— Start LISTED ENTRIES —
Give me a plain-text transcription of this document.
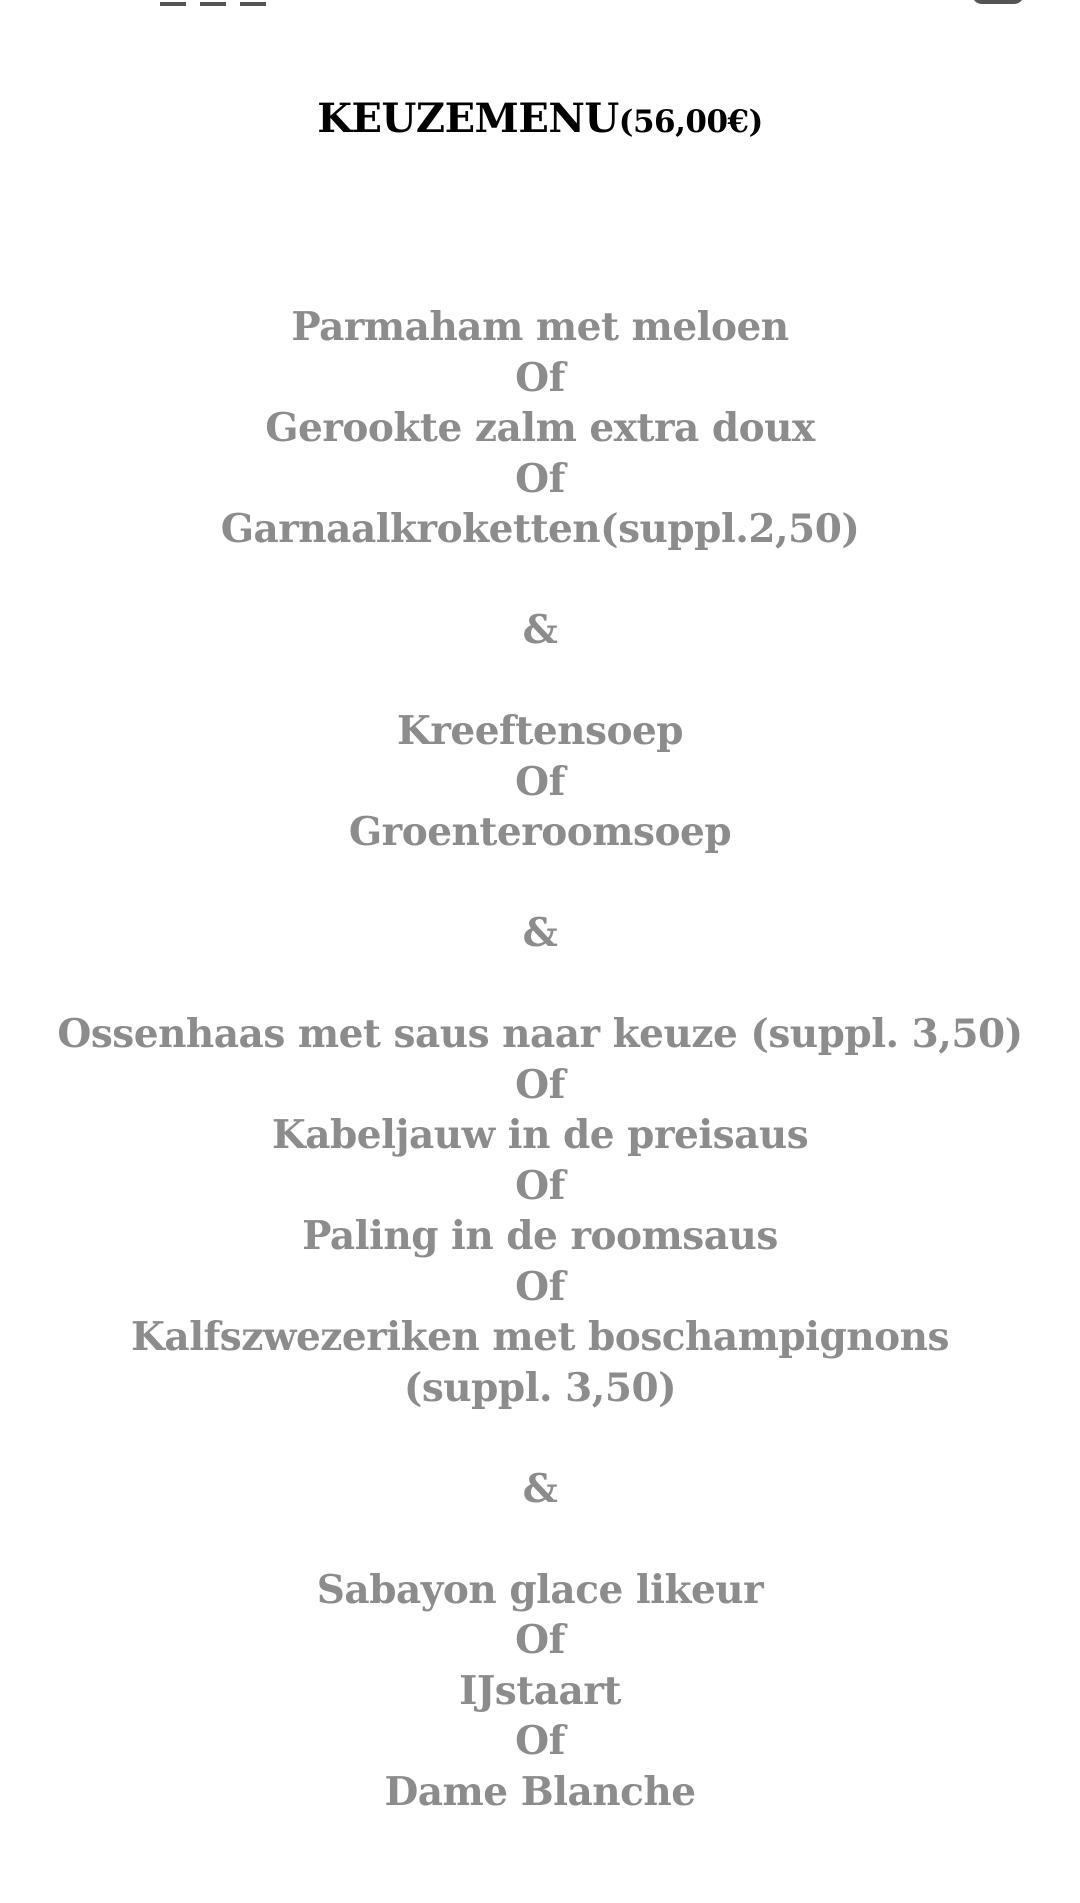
KEUZEMENU(56,00€)
Parmaham met meloen
Of
Gerookte zalm extra doux
Of
Garnaalkroketten(suppl.2,50)
&
Kreeftensoep
Of
Groenteroomsoep
&
Ossenhaas met saus naar keuze (suppl. 3,50)
Of
Kabeljauw in de preisaus
Of
Paling in de roomsaus
Of
Kalfszwezeriken met boschampignons
(suppl. 3,50)
&
Sabayon glace likeur
Of
IJstaart
Of
Dame Blanche
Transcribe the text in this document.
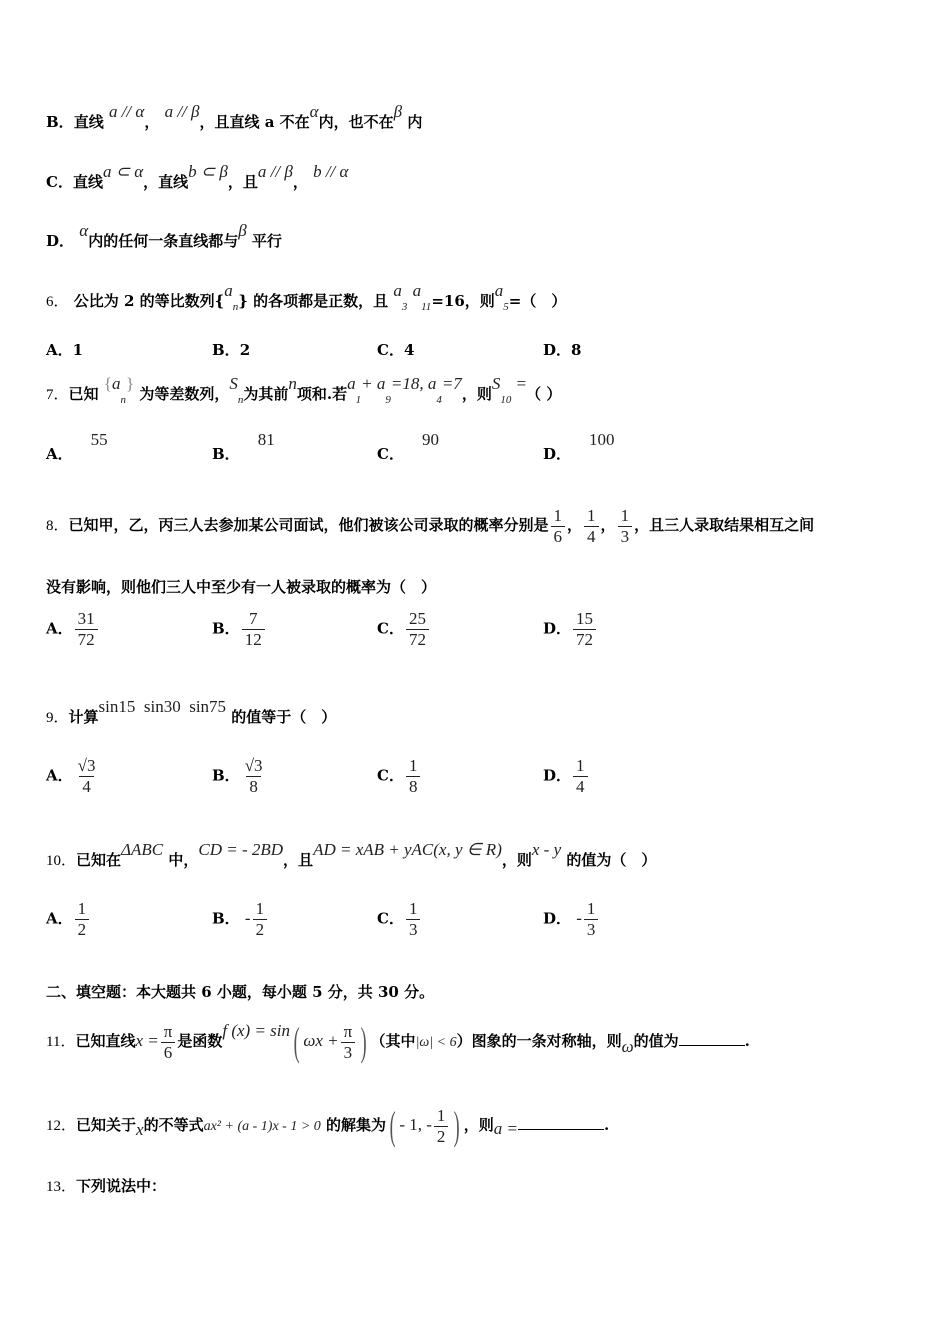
B．直线 a // α， a // β，且直线 a 不在α内，也不在β 内
C．直线a ⊂ α，直线b ⊂ β，且a // β， b // α
D． α内的任何一条直线都与β 平行
6． 公比为 2 的等比数列$\{a_n\}$ 的各项都是正数，且 $a_3$ $a_{11}=16$，则$a_5=$（　）
A．1	B．2	C．4	D．8
7．已知 $\{a_n\}$ 为等差数列，$S_n$为其前n项和.若$a_1+ a_9=18$, $a_4=7$，则$S_{10}$ =（ ）
A．55
B．81
C．90
D．100
8．已知甲，乙，丙三人去参加某公司面试，他们被该公司录取的概率分别是 $\frac{1}{6}$ ， $\frac{1}{4}$ ， $\frac{1}{3}$ ，且三人录取结果相互之间
没有影响，则他们三人中至少有一人被录取的概率为（　）
A． $\frac{31}{72}$	B． $\frac{7}{12}$	C． $\frac{25}{72}$	D． $\frac{15}{72}$
9．计算sin15  sin30  sin75 的值等于（　）
A． $\frac{√3}{4}$	B． $\frac{√3}{8}$	C． $\frac{1}{8}$	D． $\frac{1}{4}$
10．已知在ΔABC 中，CD = - 2BD，且AD = xAB + yAC(x, y ∈ R)，则x - y 的值为（　）
A． $\frac{1}{2}$	B． - $\frac{1}{2}$	C． $\frac{1}{3}$	D． - $\frac{1}{3}$
二、填空题：本大题共 6 小题，每小题 5 分，共 30 分。
11．已知直线$x = \frac{\pi}{6}$ 是函数f (x) = sin( $\omega x + \frac{\pi}{3}$ ) （其中|ω| < 6）图象的一条对称轴，则ω的值为	.
12．已知关于x的不等式ax² + (a - 1)x - 1 > 0 的解集为( - 1, - $\frac{1}{2}$ ) ，则a =	.
13．下列说法中：
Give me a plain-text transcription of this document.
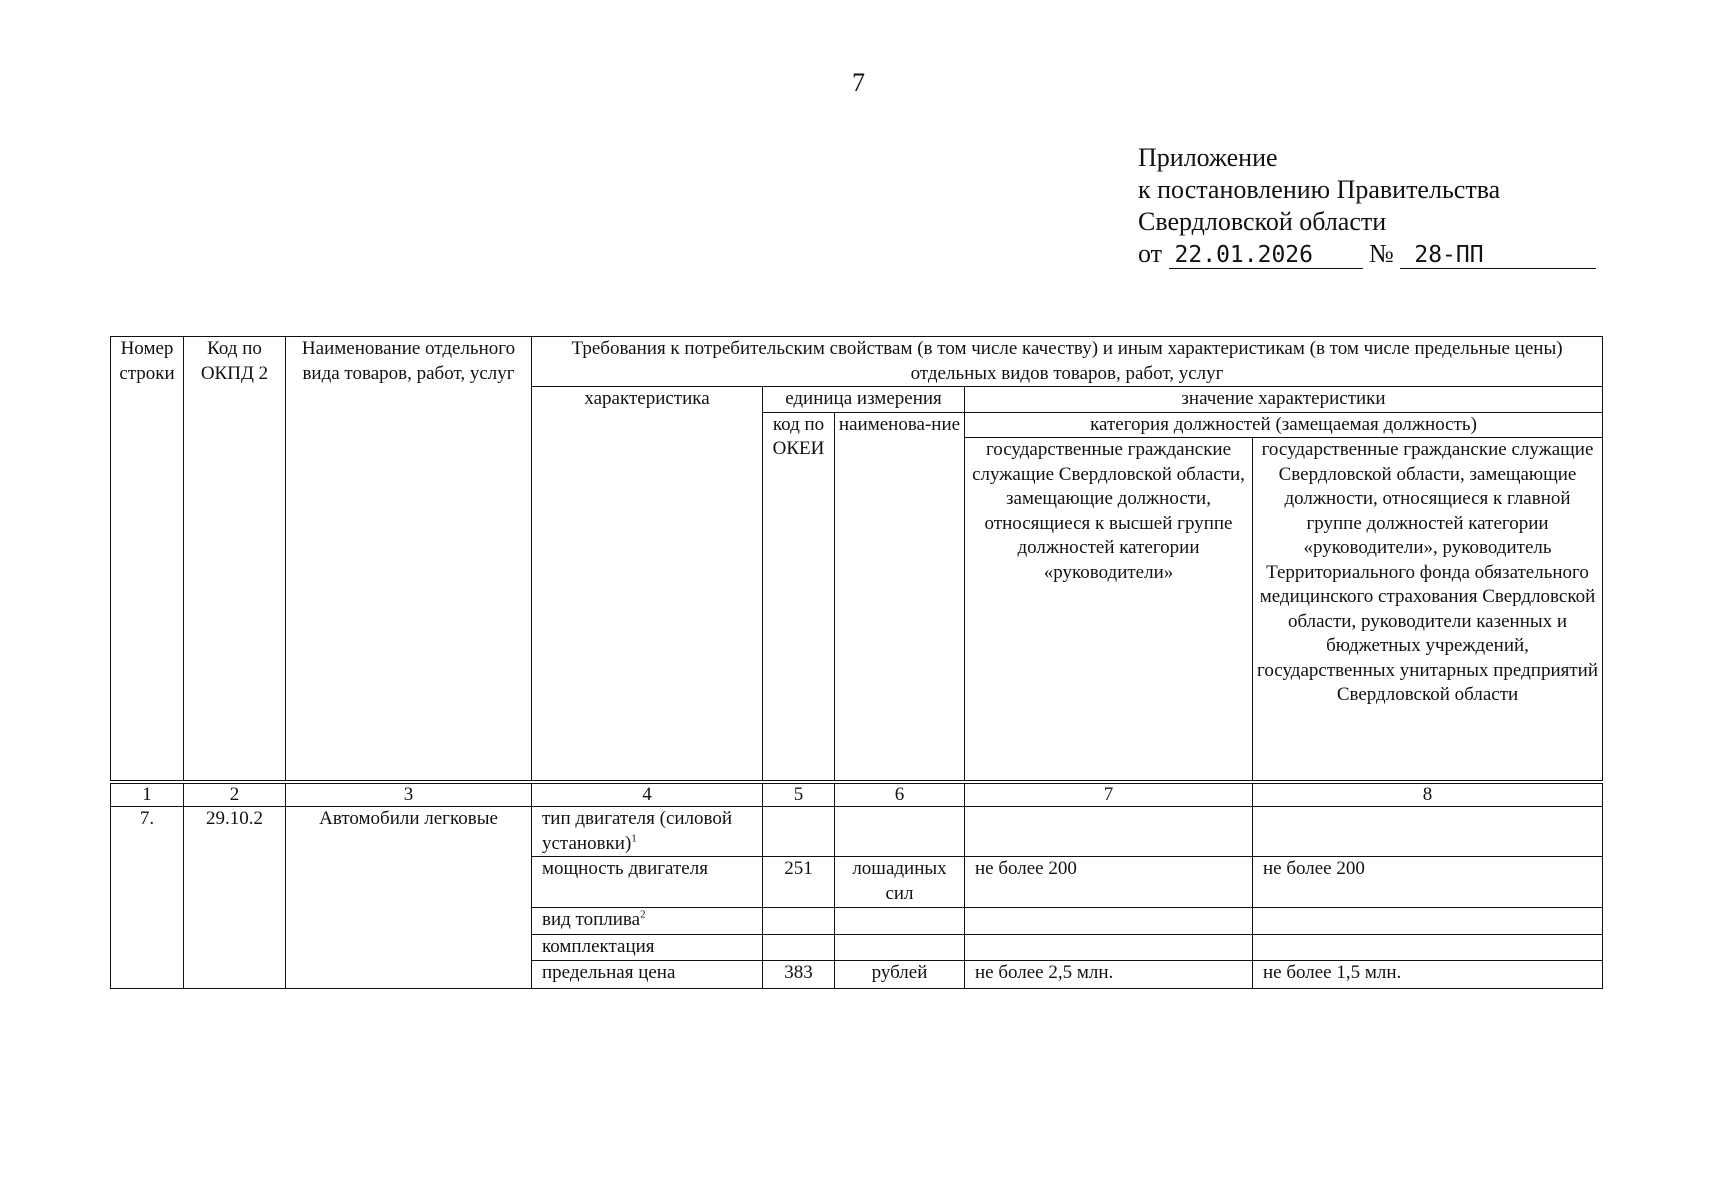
7
Приложение
к постановлению Правительства
Свердловской области
от 22.01.2026 № 28-ПП
Номер строки	Код по ОКПД 2	Наименование отдельного вида товаров, работ, услуг	Требования к потребительским свойствам (в том числе качеству) и иным характеристикам (в том числе предельные цены) отдельных видов товаров, работ, услуг				
			характеристика	единица измерения		значение характеристики	
				код по ОКЕИ	наименова-ние	категория должностей (замещаемая должность)	
						государственные гражданские служащие Свердловской области, замещающие должности, относящиеся к высшей группе должностей категории «руководители»	государственные гражданские служащие Свердловской области, замещающие должности, относящиеся к главной группе должностей категории «руководители», руководитель Территориального фонда обязательного медицинского страхования Свердловской области, руководители казенных и бюджетных учреждений, государственных унитарных предприятий Свердловской области
1	2	3	4	5	6	7	8
7.	29.10.2	Автомобили легковые	тип двигателя (силовой установки)$^1$				
			мощность двигателя	251	лошадиных сил	не более 200	не более 200
			вид топлива$^2$				
			комплектация				
			предельная цена	383	рублей	не более 2,5 млн.	не более 1,5 млн.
— End LISTED ENTRIES —
## EXERCISE PROMPT
Show, from the listing above, each line that contains the word "frac".

## ANSWER TO THE PROBLEM
8．已知甲，乙，丙三人去参加某公司面试，他们被该公司录取的概率分别是 $\frac{1}{6}$ ， $\frac{1}{4}$ ， $\frac{1}{3}$ ，且三人录取结果相互之间
A． $\frac{31}{72}$	B． $\frac{7}{12}$	C． $\frac{25}{72}$	D． $\frac{15}{72}$
A． $\frac{√3}{4}$	B． $\frac{√3}{8}$	C． $\frac{1}{8}$	D． $\frac{1}{4}$
A． $\frac{1}{2}$	B． - $\frac{1}{2}$	C． $\frac{1}{3}$	D． - $\frac{1}{3}$
11．已知直线$x = \frac{\pi}{6}$ 是函数f (x) = sin( $\omega x + \frac{\pi}{3}$ ) （其中|ω| < 6）图象的一条对称轴，则ω的值为	.
12．已知关于x的不等式ax² + (a - 1)x - 1 > 0 的解集为( - 1, - $\frac{1}{2}$ ) ，则a =	.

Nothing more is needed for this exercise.